— START OF DATASET RECORDS —

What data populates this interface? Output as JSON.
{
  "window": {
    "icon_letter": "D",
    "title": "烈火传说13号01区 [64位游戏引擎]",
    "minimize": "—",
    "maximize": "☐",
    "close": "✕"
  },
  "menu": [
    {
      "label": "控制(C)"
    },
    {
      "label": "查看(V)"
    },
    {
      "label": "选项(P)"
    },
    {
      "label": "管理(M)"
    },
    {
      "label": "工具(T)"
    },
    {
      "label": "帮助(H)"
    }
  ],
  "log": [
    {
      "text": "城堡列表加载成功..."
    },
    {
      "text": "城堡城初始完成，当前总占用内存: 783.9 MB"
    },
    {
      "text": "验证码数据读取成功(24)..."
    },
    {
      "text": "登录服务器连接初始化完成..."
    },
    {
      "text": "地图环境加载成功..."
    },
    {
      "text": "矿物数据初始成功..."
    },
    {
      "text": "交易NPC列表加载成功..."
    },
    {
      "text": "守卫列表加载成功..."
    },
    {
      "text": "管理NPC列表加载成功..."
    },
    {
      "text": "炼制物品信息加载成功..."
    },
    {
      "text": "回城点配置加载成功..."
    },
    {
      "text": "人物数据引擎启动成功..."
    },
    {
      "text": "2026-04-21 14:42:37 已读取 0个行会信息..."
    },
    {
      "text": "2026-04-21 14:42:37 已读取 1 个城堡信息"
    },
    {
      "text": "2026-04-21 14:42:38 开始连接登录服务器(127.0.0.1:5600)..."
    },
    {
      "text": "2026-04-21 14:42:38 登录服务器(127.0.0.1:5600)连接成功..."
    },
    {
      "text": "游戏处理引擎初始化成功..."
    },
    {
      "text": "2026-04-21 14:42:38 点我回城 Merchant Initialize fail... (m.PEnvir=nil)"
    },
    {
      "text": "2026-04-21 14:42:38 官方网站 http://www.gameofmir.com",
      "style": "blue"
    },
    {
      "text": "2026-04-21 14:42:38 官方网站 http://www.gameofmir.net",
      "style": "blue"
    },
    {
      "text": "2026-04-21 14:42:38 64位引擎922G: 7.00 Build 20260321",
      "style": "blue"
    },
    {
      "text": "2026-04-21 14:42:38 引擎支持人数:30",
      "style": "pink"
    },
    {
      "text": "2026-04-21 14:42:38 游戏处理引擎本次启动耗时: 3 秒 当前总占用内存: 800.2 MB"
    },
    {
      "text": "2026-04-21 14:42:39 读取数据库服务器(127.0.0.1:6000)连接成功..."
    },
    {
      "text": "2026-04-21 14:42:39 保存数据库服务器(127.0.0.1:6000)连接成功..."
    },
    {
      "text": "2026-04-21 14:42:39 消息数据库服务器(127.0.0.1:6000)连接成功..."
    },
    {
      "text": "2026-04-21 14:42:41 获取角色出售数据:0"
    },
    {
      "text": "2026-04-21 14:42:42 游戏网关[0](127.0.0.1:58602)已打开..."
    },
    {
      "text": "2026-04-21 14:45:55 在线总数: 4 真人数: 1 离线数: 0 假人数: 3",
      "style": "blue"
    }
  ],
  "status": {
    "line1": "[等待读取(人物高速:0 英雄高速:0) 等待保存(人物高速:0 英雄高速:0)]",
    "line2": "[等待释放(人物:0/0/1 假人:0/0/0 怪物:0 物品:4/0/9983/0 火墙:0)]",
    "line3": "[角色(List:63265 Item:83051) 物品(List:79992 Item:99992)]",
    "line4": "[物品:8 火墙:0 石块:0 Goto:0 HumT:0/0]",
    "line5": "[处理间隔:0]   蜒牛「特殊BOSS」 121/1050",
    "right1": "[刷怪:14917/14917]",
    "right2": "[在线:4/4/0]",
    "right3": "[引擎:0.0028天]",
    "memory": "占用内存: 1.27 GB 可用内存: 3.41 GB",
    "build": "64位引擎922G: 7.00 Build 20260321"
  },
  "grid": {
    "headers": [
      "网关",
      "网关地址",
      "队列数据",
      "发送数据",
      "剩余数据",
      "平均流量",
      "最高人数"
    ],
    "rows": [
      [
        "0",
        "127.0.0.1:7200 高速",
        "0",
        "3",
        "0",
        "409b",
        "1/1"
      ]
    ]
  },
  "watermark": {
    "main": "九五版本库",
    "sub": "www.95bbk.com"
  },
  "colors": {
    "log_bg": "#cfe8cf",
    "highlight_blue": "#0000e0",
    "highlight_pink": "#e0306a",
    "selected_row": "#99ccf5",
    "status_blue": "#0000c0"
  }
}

— END OF DATASET RECORDS —

▶ **THE EXERCISE**: Your task is to give the records above again, exactly.

▶ **FINAL ANSWER**:
What data populates this interface? Output as JSON.
{
  "window": {
    "icon_letter": "D",
    "title": "烈火传说13号01区 [64位游戏引擎]",
    "minimize": "—",
    "maximize": "☐",
    "close": "✕"
  },
  "menu": [
    {
      "label": "控制(C)"
    },
    {
      "label": "查看(V)"
    },
    {
      "label": "选项(P)"
    },
    {
      "label": "管理(M)"
    },
    {
      "label": "工具(T)"
    },
    {
      "label": "帮助(H)"
    }
  ],
  "log": [
    {
      "text": "城堡列表加载成功..."
    },
    {
      "text": "城堡城初始完成，当前总占用内存: 783.9 MB"
    },
    {
      "text": "验证码数据读取成功(24)..."
    },
    {
      "text": "登录服务器连接初始化完成..."
    },
    {
      "text": "地图环境加载成功..."
    },
    {
      "text": "矿物数据初始成功..."
    },
    {
      "text": "交易NPC列表加载成功..."
    },
    {
      "text": "守卫列表加载成功..."
    },
    {
      "text": "管理NPC列表加载成功..."
    },
    {
      "text": "炼制物品信息加载成功..."
    },
    {
      "text": "回城点配置加载成功..."
    },
    {
      "text": "人物数据引擎启动成功..."
    },
    {
      "text": "2026-04-21 14:42:37 已读取 0个行会信息..."
    },
    {
      "text": "2026-04-21 14:42:37 已读取 1 个城堡信息"
    },
    {
      "text": "2026-04-21 14:42:38 开始连接登录服务器(127.0.0.1:5600)..."
    },
    {
      "text": "2026-04-21 14:42:38 登录服务器(127.0.0.1:5600)连接成功..."
    },
    {
      "text": "游戏处理引擎初始化成功..."
    },
    {
      "text": "2026-04-21 14:42:38 点我回城 Merchant Initialize fail... (m.PEnvir=nil)"
    },
    {
      "text": "2026-04-21 14:42:38 官方网站 http://www.gameofmir.com",
      "style": "blue"
    },
    {
      "text": "2026-04-21 14:42:38 官方网站 http://www.gameofmir.net",
      "style": "blue"
    },
    {
      "text": "2026-04-21 14:42:38 64位引擎922G: 7.00 Build 20260321",
      "style": "blue"
    },
    {
      "text": "2026-04-21 14:42:38 引擎支持人数:30",
      "style": "pink"
    },
    {
      "text": "2026-04-21 14:42:38 游戏处理引擎本次启动耗时: 3 秒 当前总占用内存: 800.2 MB"
    },
    {
      "text": "2026-04-21 14:42:39 读取数据库服务器(127.0.0.1:6000)连接成功..."
    },
    {
      "text": "2026-04-21 14:42:39 保存数据库服务器(127.0.0.1:6000)连接成功..."
    },
    {
      "text": "2026-04-21 14:42:39 消息数据库服务器(127.0.0.1:6000)连接成功..."
    },
    {
      "text": "2026-04-21 14:42:41 获取角色出售数据:0"
    },
    {
      "text": "2026-04-21 14:42:42 游戏网关[0](127.0.0.1:58602)已打开..."
    },
    {
      "text": "2026-04-21 14:45:55 在线总数: 4 真人数: 1 离线数: 0 假人数: 3",
      "style": "blue"
    }
  ],
  "status": {
    "line1": "[等待读取(人物高速:0 英雄高速:0) 等待保存(人物高速:0 英雄高速:0)]",
    "line2": "[等待释放(人物:0/0/1 假人:0/0/0 怪物:0 物品:4/0/9983/0 火墙:0)]",
    "line3": "[角色(List:63265 Item:83051) 物品(List:79992 Item:99992)]",
    "line4": "[物品:8 火墙:0 石块:0 Goto:0 HumT:0/0]",
    "line5": "[处理间隔:0]   蜒牛「特殊BOSS」 121/1050",
    "right1": "[刷怪:14917/14917]",
    "right2": "[在线:4/4/0]",
    "right3": "[引擎:0.0028天]",
    "memory": "占用内存: 1.27 GB 可用内存: 3.41 GB",
    "build": "64位引擎922G: 7.00 Build 20260321"
  },
  "grid": {
    "headers": [
      "网关",
      "网关地址",
      "队列数据",
      "发送数据",
      "剩余数据",
      "平均流量",
      "最高人数"
    ],
    "rows": [
      [
        "0",
        "127.0.0.1:7200 高速",
        "0",
        "3",
        "0",
        "409b",
        "1/1"
      ]
    ]
  },
  "watermark": {
    "main": "九五版本库",
    "sub": "www.95bbk.com"
  },
  "colors": {
    "log_bg": "#cfe8cf",
    "highlight_blue": "#0000e0",
    "highlight_pink": "#e0306a",
    "selected_row": "#99ccf5",
    "status_blue": "#0000c0"
  }
}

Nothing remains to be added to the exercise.